:: Dataset records ::

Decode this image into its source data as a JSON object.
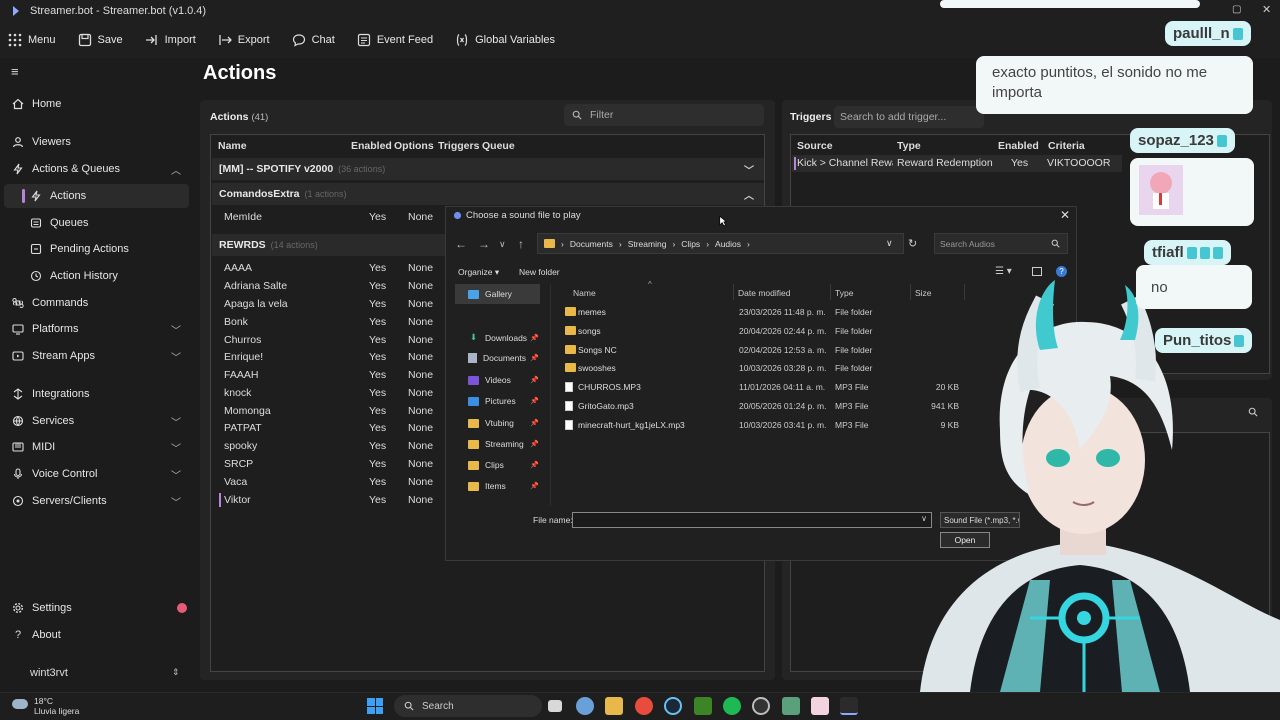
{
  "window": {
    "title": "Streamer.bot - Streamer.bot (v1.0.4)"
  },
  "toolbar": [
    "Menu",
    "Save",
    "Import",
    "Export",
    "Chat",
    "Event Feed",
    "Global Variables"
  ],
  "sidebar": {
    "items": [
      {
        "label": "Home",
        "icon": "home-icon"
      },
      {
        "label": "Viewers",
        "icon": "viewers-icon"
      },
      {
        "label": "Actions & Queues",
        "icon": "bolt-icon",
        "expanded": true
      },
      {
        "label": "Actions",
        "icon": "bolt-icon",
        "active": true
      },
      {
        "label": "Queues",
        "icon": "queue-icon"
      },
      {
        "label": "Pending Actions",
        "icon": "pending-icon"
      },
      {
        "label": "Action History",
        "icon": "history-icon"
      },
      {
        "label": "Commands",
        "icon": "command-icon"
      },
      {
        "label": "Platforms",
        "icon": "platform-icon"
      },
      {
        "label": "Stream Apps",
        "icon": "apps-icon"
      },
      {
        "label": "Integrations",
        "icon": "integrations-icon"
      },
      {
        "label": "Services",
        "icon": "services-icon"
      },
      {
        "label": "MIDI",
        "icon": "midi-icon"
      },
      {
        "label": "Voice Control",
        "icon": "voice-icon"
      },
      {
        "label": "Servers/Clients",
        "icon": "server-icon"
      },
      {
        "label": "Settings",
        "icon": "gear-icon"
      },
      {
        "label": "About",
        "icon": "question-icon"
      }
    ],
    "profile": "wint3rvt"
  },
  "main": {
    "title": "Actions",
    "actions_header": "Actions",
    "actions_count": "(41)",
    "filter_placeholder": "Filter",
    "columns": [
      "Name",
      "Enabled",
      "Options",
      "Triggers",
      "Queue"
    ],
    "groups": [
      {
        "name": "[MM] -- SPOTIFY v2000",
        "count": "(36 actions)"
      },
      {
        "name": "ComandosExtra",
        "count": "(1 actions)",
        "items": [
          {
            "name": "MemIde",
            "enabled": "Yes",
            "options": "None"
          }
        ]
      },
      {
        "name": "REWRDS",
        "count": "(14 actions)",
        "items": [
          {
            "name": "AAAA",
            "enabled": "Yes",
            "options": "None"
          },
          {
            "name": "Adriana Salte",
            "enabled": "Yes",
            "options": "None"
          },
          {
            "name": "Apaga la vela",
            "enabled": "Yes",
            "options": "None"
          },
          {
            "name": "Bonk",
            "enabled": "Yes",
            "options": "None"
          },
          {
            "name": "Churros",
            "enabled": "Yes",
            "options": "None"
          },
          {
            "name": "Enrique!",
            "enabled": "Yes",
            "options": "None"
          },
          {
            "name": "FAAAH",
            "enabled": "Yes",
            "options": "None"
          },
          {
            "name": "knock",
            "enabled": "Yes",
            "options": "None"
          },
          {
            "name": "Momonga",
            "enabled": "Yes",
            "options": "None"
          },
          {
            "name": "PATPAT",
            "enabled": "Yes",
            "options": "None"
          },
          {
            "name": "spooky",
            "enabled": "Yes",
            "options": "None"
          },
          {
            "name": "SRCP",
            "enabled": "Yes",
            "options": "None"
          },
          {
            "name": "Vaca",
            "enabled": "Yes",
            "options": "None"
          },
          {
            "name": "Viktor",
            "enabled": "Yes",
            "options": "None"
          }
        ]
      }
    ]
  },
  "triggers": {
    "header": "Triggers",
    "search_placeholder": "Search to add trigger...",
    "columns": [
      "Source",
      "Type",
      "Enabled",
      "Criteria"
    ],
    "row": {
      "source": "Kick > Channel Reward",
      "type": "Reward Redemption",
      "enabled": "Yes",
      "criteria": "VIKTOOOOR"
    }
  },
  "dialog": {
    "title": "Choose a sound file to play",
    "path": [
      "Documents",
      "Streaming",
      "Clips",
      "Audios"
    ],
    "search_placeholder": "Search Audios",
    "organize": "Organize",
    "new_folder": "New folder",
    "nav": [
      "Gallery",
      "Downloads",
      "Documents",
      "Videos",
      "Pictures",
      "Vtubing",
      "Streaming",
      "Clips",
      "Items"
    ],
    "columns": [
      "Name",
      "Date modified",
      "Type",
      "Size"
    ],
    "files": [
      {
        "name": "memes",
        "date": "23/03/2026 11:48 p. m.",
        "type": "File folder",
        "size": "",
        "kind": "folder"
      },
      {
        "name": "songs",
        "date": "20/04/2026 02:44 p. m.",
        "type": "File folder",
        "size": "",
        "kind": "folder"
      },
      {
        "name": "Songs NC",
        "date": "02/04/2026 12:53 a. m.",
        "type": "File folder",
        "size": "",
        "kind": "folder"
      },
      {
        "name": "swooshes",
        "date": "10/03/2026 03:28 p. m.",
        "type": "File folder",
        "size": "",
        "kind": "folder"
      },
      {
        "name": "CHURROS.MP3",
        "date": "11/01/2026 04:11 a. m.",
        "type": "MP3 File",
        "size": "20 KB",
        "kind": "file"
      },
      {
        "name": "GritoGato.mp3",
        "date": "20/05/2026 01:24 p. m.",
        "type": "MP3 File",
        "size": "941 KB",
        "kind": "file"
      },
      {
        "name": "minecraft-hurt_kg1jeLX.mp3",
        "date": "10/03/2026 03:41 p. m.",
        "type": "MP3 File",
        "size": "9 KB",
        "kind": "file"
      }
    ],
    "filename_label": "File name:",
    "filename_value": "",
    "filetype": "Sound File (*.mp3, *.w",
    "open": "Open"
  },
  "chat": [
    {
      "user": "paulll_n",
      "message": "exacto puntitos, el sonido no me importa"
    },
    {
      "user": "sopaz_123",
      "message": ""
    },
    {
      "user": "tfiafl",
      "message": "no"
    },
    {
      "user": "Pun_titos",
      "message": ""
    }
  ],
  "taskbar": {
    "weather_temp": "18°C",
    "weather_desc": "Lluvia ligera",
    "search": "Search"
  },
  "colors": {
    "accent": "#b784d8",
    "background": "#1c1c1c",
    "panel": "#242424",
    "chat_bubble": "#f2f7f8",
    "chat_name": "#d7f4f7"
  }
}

:::

_What the task requires_. Read the entries and pick out all lines that include the word "message".

_Solution for this exercise_.
      "message": "exacto puntitos, el sonido no me importa"
      "message": ""
      "message": "no"
      "message": ""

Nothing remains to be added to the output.